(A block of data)
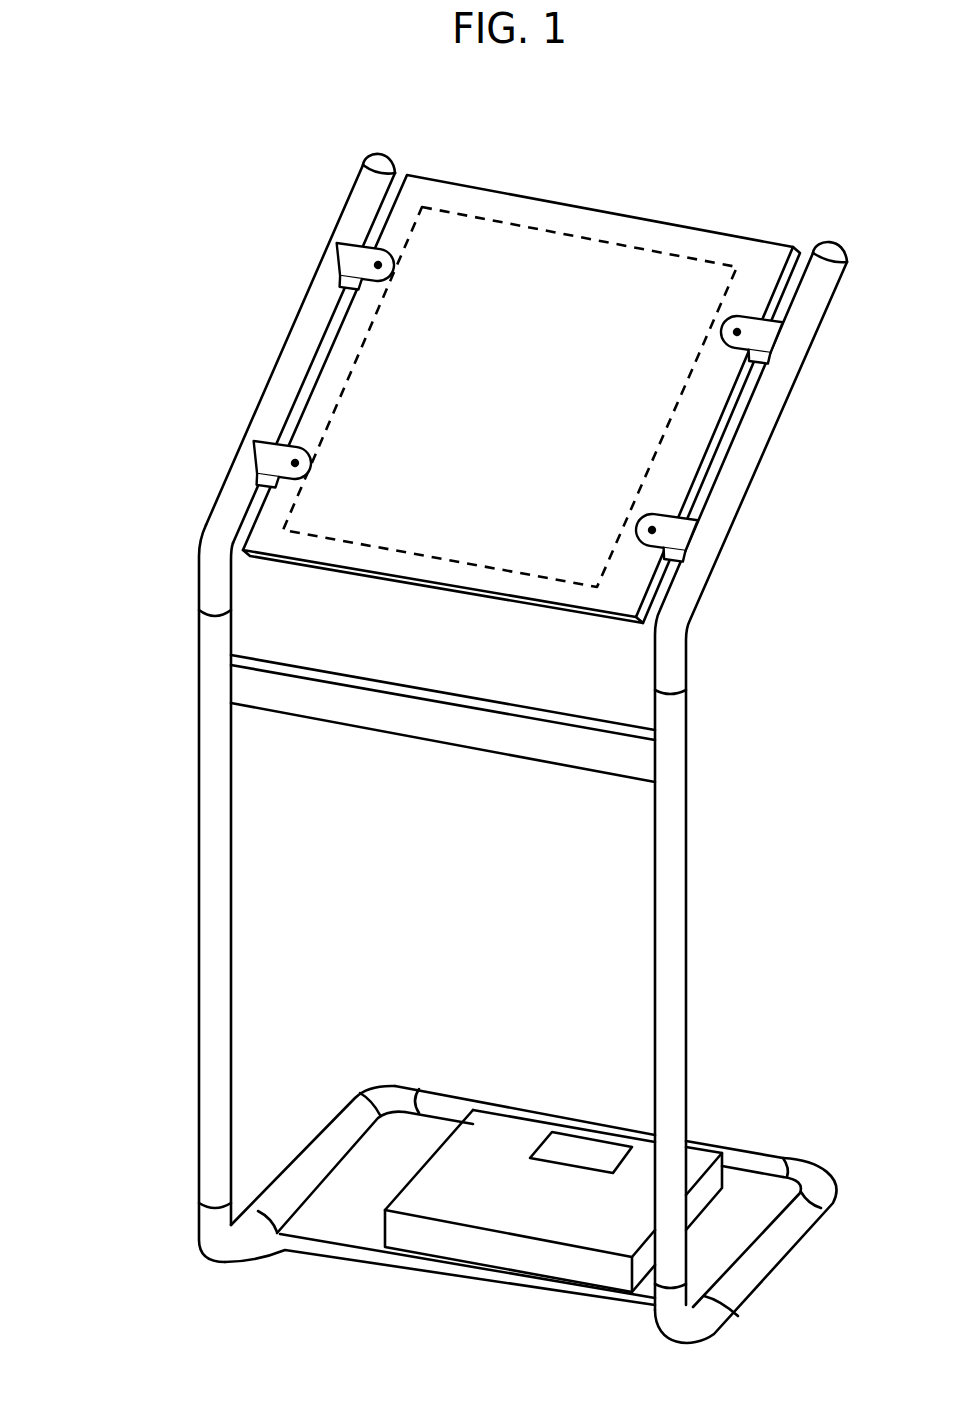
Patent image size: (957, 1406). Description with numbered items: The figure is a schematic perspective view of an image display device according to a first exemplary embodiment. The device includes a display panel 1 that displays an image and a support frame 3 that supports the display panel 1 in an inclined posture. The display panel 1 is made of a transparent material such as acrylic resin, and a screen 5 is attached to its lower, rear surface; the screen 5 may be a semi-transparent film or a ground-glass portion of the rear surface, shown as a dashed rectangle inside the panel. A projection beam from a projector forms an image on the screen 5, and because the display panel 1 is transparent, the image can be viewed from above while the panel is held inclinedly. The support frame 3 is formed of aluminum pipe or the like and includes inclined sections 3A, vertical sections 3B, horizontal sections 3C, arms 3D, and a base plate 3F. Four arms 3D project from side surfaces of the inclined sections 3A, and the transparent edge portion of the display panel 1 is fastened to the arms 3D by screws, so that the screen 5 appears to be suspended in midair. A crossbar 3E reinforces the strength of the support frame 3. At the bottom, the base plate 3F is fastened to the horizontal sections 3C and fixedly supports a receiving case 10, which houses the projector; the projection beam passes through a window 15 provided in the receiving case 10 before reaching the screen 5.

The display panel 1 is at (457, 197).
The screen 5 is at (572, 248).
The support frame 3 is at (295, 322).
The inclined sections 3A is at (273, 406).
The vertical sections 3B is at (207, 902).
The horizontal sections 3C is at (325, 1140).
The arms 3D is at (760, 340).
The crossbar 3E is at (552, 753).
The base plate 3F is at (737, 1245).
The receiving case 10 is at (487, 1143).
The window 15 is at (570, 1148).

- **Objective**
Copy the block of data above word for word, omitting the picture.

- **Answer in full**
Patent image size: (957, 1406). Description with numbered items: The figure is a schematic perspective view of an image display device according to a first exemplary embodiment. The device includes a display panel 1 that displays an image and a support frame 3 that supports the display panel 1 in an inclined posture. The display panel 1 is made of a transparent material such as acrylic resin, and a screen 5 is attached to its lower, rear surface; the screen 5 may be a semi-transparent film or a ground-glass portion of the rear surface, shown as a dashed rectangle inside the panel. A projection beam from a projector forms an image on the screen 5, and because the display panel 1 is transparent, the image can be viewed from above while the panel is held inclinedly. The support frame 3 is formed of aluminum pipe or the like and includes inclined sections 3A, vertical sections 3B, horizontal sections 3C, arms 3D, and a base plate 3F. Four arms 3D project from side surfaces of the inclined sections 3A, and the transparent edge portion of the display panel 1 is fastened to the arms 3D by screws, so that the screen 5 appears to be suspended in midair. A crossbar 3E reinforces the strength of the support frame 3. At the bottom, the base plate 3F is fastened to the horizontal sections 3C and fixedly supports a receiving case 10, which houses the projector; the projection beam passes through a window 15 provided in the receiving case 10 before reaching the screen 5.

The display panel 1 is at (457, 197).
The screen 5 is at (572, 248).
The support frame 3 is at (295, 322).
The inclined sections 3A is at (273, 406).
The vertical sections 3B is at (207, 902).
The horizontal sections 3C is at (325, 1140).
The arms 3D is at (760, 340).
The crossbar 3E is at (552, 753).
The base plate 3F is at (737, 1245).
The receiving case 10 is at (487, 1143).
The window 15 is at (570, 1148).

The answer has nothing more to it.